PROBLEM REQUIREMENTS » Copy the data that follows exactly. Include no pictures.

[BEGIN DATA LINES]

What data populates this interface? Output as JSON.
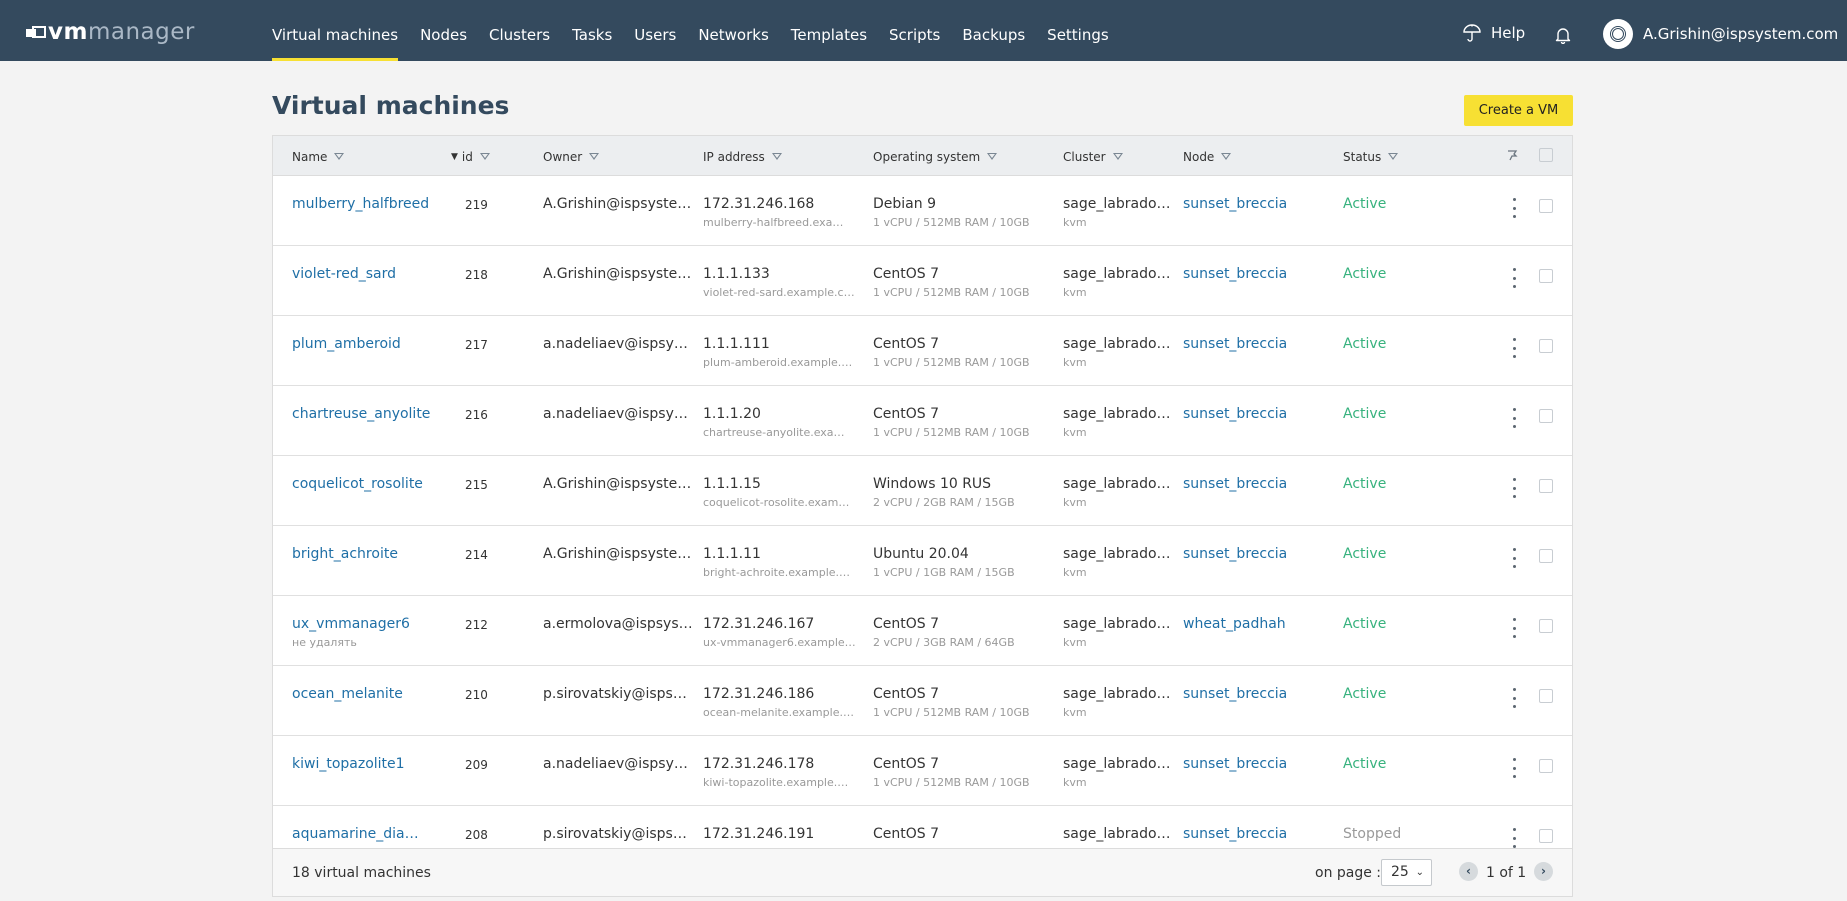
{
  "header": {
    "logo_vm": "vm",
    "logo_manager": "manager",
    "nav": [
      "Virtual machines",
      "Nodes",
      "Clusters",
      "Tasks",
      "Users",
      "Networks",
      "Templates",
      "Scripts",
      "Backups",
      "Settings"
    ],
    "active_nav": "Virtual machines",
    "help_label": "Help",
    "user_email": "A.Grishin@ispsystem.com"
  },
  "page": {
    "title": "Virtual machines",
    "create_button": "Create a VM"
  },
  "table": {
    "columns": {
      "name": "Name",
      "id": "id",
      "owner": "Owner",
      "ip": "IP address",
      "os": "Operating system",
      "cluster": "Cluster",
      "node": "Node",
      "status": "Status"
    },
    "rows": [
      {
        "name": "mulberry_halfbreed",
        "note": "",
        "id": "219",
        "owner": "A.Grishin@ispsyste…",
        "ip": "172.31.246.168",
        "domain": "mulberry-halfbreed.exa…",
        "os": "Debian 9",
        "spec": "1 vCPU / 512MB RAM / 10GB",
        "cluster": "sage_labrado…",
        "cluster_type": "kvm",
        "node": "sunset_breccia",
        "status": "Active"
      },
      {
        "name": "violet-red_sard",
        "note": "",
        "id": "218",
        "owner": "A.Grishin@ispsyste…",
        "ip": "1.1.1.133",
        "domain": "violet-red-sard.example.c…",
        "os": "CentOS 7",
        "spec": "1 vCPU / 512MB RAM / 10GB",
        "cluster": "sage_labrado…",
        "cluster_type": "kvm",
        "node": "sunset_breccia",
        "status": "Active"
      },
      {
        "name": "plum_amberoid",
        "note": "",
        "id": "217",
        "owner": "a.nadeliaev@ispsys…",
        "ip": "1.1.1.111",
        "domain": "plum-amberoid.example.…",
        "os": "CentOS 7",
        "spec": "1 vCPU / 512MB RAM / 10GB",
        "cluster": "sage_labrado…",
        "cluster_type": "kvm",
        "node": "sunset_breccia",
        "status": "Active"
      },
      {
        "name": "chartreuse_anyolite",
        "note": "",
        "id": "216",
        "owner": "a.nadeliaev@ispsys…",
        "ip": "1.1.1.20",
        "domain": "chartreuse-anyolite.exa…",
        "os": "CentOS 7",
        "spec": "1 vCPU / 512MB RAM / 10GB",
        "cluster": "sage_labrado…",
        "cluster_type": "kvm",
        "node": "sunset_breccia",
        "status": "Active"
      },
      {
        "name": "coquelicot_rosolite",
        "note": "",
        "id": "215",
        "owner": "A.Grishin@ispsyste…",
        "ip": "1.1.1.15",
        "domain": "coquelicot-rosolite.exam…",
        "os": "Windows 10 RUS",
        "spec": "2 vCPU / 2GB RAM / 15GB",
        "cluster": "sage_labrado…",
        "cluster_type": "kvm",
        "node": "sunset_breccia",
        "status": "Active"
      },
      {
        "name": "bright_achroite",
        "note": "",
        "id": "214",
        "owner": "A.Grishin@ispsyste…",
        "ip": "1.1.1.11",
        "domain": "bright-achroite.example.…",
        "os": "Ubuntu 20.04",
        "spec": "1 vCPU / 1GB RAM / 15GB",
        "cluster": "sage_labrado…",
        "cluster_type": "kvm",
        "node": "sunset_breccia",
        "status": "Active"
      },
      {
        "name": "ux_vmmanager6",
        "note": "не удалять",
        "id": "212",
        "owner": "a.ermolova@ispsys…",
        "ip": "172.31.246.167",
        "domain": "ux-vmmanager6.example…",
        "os": "CentOS 7",
        "spec": "2 vCPU / 3GB RAM / 64GB",
        "cluster": "sage_labrado…",
        "cluster_type": "kvm",
        "node": "wheat_padhah",
        "status": "Active"
      },
      {
        "name": "ocean_melanite",
        "note": "",
        "id": "210",
        "owner": "p.sirovatskiy@ispsy…",
        "ip": "172.31.246.186",
        "domain": "ocean-melanite.example.…",
        "os": "CentOS 7",
        "spec": "1 vCPU / 512MB RAM / 10GB",
        "cluster": "sage_labrado…",
        "cluster_type": "kvm",
        "node": "sunset_breccia",
        "status": "Active"
      },
      {
        "name": "kiwi_topazolite1",
        "note": "",
        "id": "209",
        "owner": "a.nadeliaev@ispsys…",
        "ip": "172.31.246.178",
        "domain": "kiwi-topazolite.example.…",
        "os": "CentOS 7",
        "spec": "1 vCPU / 512MB RAM / 10GB",
        "cluster": "sage_labrado…",
        "cluster_type": "kvm",
        "node": "sunset_breccia",
        "status": "Active"
      },
      {
        "name": "aquamarine_diamon…",
        "note": "",
        "id": "208",
        "owner": "p.sirovatskiy@ispsy…",
        "ip": "172.31.246.191",
        "domain": "",
        "os": "CentOS 7",
        "spec": "",
        "cluster": "sage_labrado…",
        "cluster_type": "",
        "node": "sunset_breccia",
        "status": "Stopped"
      }
    ]
  },
  "footer": {
    "count": "18 virtual machines",
    "on_page_label": "on page :",
    "page_size": "25",
    "page_info": "1 of 1"
  },
  "colors": {
    "header_bg": "#344a5e",
    "accent": "#f7e033",
    "link": "#1f6fa6",
    "active": "#37b27e"
  }
}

[END DATA LINES]

COMPLETE ANSWER »
What data populates this interface? Output as JSON.
{
  "header": {
    "logo_vm": "vm",
    "logo_manager": "manager",
    "nav": [
      "Virtual machines",
      "Nodes",
      "Clusters",
      "Tasks",
      "Users",
      "Networks",
      "Templates",
      "Scripts",
      "Backups",
      "Settings"
    ],
    "active_nav": "Virtual machines",
    "help_label": "Help",
    "user_email": "A.Grishin@ispsystem.com"
  },
  "page": {
    "title": "Virtual machines",
    "create_button": "Create a VM"
  },
  "table": {
    "columns": {
      "name": "Name",
      "id": "id",
      "owner": "Owner",
      "ip": "IP address",
      "os": "Operating system",
      "cluster": "Cluster",
      "node": "Node",
      "status": "Status"
    },
    "rows": [
      {
        "name": "mulberry_halfbreed",
        "note": "",
        "id": "219",
        "owner": "A.Grishin@ispsyste…",
        "ip": "172.31.246.168",
        "domain": "mulberry-halfbreed.exa…",
        "os": "Debian 9",
        "spec": "1 vCPU / 512MB RAM / 10GB",
        "cluster": "sage_labrado…",
        "cluster_type": "kvm",
        "node": "sunset_breccia",
        "status": "Active"
      },
      {
        "name": "violet-red_sard",
        "note": "",
        "id": "218",
        "owner": "A.Grishin@ispsyste…",
        "ip": "1.1.1.133",
        "domain": "violet-red-sard.example.c…",
        "os": "CentOS 7",
        "spec": "1 vCPU / 512MB RAM / 10GB",
        "cluster": "sage_labrado…",
        "cluster_type": "kvm",
        "node": "sunset_breccia",
        "status": "Active"
      },
      {
        "name": "plum_amberoid",
        "note": "",
        "id": "217",
        "owner": "a.nadeliaev@ispsys…",
        "ip": "1.1.1.111",
        "domain": "plum-amberoid.example.…",
        "os": "CentOS 7",
        "spec": "1 vCPU / 512MB RAM / 10GB",
        "cluster": "sage_labrado…",
        "cluster_type": "kvm",
        "node": "sunset_breccia",
        "status": "Active"
      },
      {
        "name": "chartreuse_anyolite",
        "note": "",
        "id": "216",
        "owner": "a.nadeliaev@ispsys…",
        "ip": "1.1.1.20",
        "domain": "chartreuse-anyolite.exa…",
        "os": "CentOS 7",
        "spec": "1 vCPU / 512MB RAM / 10GB",
        "cluster": "sage_labrado…",
        "cluster_type": "kvm",
        "node": "sunset_breccia",
        "status": "Active"
      },
      {
        "name": "coquelicot_rosolite",
        "note": "",
        "id": "215",
        "owner": "A.Grishin@ispsyste…",
        "ip": "1.1.1.15",
        "domain": "coquelicot-rosolite.exam…",
        "os": "Windows 10 RUS",
        "spec": "2 vCPU / 2GB RAM / 15GB",
        "cluster": "sage_labrado…",
        "cluster_type": "kvm",
        "node": "sunset_breccia",
        "status": "Active"
      },
      {
        "name": "bright_achroite",
        "note": "",
        "id": "214",
        "owner": "A.Grishin@ispsyste…",
        "ip": "1.1.1.11",
        "domain": "bright-achroite.example.…",
        "os": "Ubuntu 20.04",
        "spec": "1 vCPU / 1GB RAM / 15GB",
        "cluster": "sage_labrado…",
        "cluster_type": "kvm",
        "node": "sunset_breccia",
        "status": "Active"
      },
      {
        "name": "ux_vmmanager6",
        "note": "не удалять",
        "id": "212",
        "owner": "a.ermolova@ispsys…",
        "ip": "172.31.246.167",
        "domain": "ux-vmmanager6.example…",
        "os": "CentOS 7",
        "spec": "2 vCPU / 3GB RAM / 64GB",
        "cluster": "sage_labrado…",
        "cluster_type": "kvm",
        "node": "wheat_padhah",
        "status": "Active"
      },
      {
        "name": "ocean_melanite",
        "note": "",
        "id": "210",
        "owner": "p.sirovatskiy@ispsy…",
        "ip": "172.31.246.186",
        "domain": "ocean-melanite.example.…",
        "os": "CentOS 7",
        "spec": "1 vCPU / 512MB RAM / 10GB",
        "cluster": "sage_labrado…",
        "cluster_type": "kvm",
        "node": "sunset_breccia",
        "status": "Active"
      },
      {
        "name": "kiwi_topazolite1",
        "note": "",
        "id": "209",
        "owner": "a.nadeliaev@ispsys…",
        "ip": "172.31.246.178",
        "domain": "kiwi-topazolite.example.…",
        "os": "CentOS 7",
        "spec": "1 vCPU / 512MB RAM / 10GB",
        "cluster": "sage_labrado…",
        "cluster_type": "kvm",
        "node": "sunset_breccia",
        "status": "Active"
      },
      {
        "name": "aquamarine_diamon…",
        "note": "",
        "id": "208",
        "owner": "p.sirovatskiy@ispsy…",
        "ip": "172.31.246.191",
        "domain": "",
        "os": "CentOS 7",
        "spec": "",
        "cluster": "sage_labrado…",
        "cluster_type": "",
        "node": "sunset_breccia",
        "status": "Stopped"
      }
    ]
  },
  "footer": {
    "count": "18 virtual machines",
    "on_page_label": "on page :",
    "page_size": "25",
    "page_info": "1 of 1"
  },
  "colors": {
    "header_bg": "#344a5e",
    "accent": "#f7e033",
    "link": "#1f6fa6",
    "active": "#37b27e"
  }
}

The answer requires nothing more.